EXCERPTED DATA>
******************************
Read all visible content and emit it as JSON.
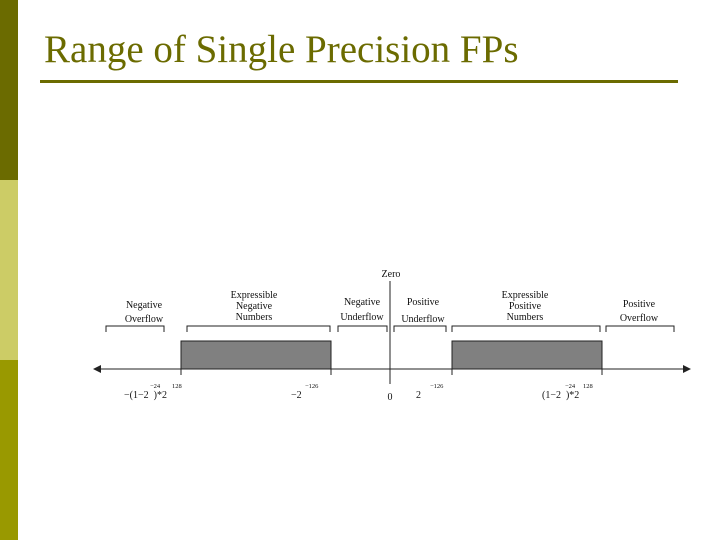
{
  "slide": {
    "title": "Range of Single Precision FPs",
    "colors": {
      "title": "#6b6b00",
      "bar_top": "#6b6b00",
      "bar_mid": "#cccc66",
      "bar_bottom": "#999900",
      "fill": "#808080"
    }
  },
  "diagram": {
    "zero_label": "Zero",
    "regions": [
      {
        "name": "negative-overflow",
        "lines": [
          "Negative",
          "Overflow"
        ]
      },
      {
        "name": "expressible-negative",
        "lines": [
          "Expressible",
          "Negative",
          "Numbers"
        ]
      },
      {
        "name": "negative-underflow",
        "lines": [
          "Negative",
          "Underflow"
        ]
      },
      {
        "name": "positive-underflow",
        "lines": [
          "Positive",
          "Underflow"
        ]
      },
      {
        "name": "expressible-positive",
        "lines": [
          "Expressible",
          "Positive",
          "Numbers"
        ]
      },
      {
        "name": "positive-overflow",
        "lines": [
          "Positive",
          "Overflow"
        ]
      }
    ],
    "tick_labels": {
      "neg_max": {
        "base": "−(1−2  )*2",
        "sup1": "−24",
        "sup2": "128"
      },
      "neg_min": {
        "base": "−2",
        "sup": "−126"
      },
      "zero": {
        "base": "0"
      },
      "pos_min": {
        "base": "2",
        "sup": "−126"
      },
      "pos_max": {
        "base": "(1−2  )*2",
        "sup1": "−24",
        "sup2": "128"
      }
    }
  }
}
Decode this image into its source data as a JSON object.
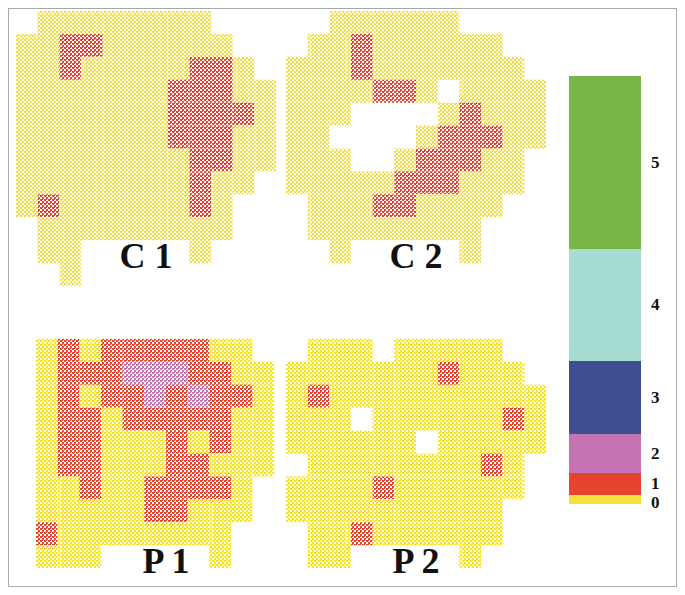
******************************
TASK DETAILS> Find every line that holds "title" and copy it.

CORRECT OUTPUT>
    "title": "Range of Single Precision FPs",
      "title": "#6b6b00",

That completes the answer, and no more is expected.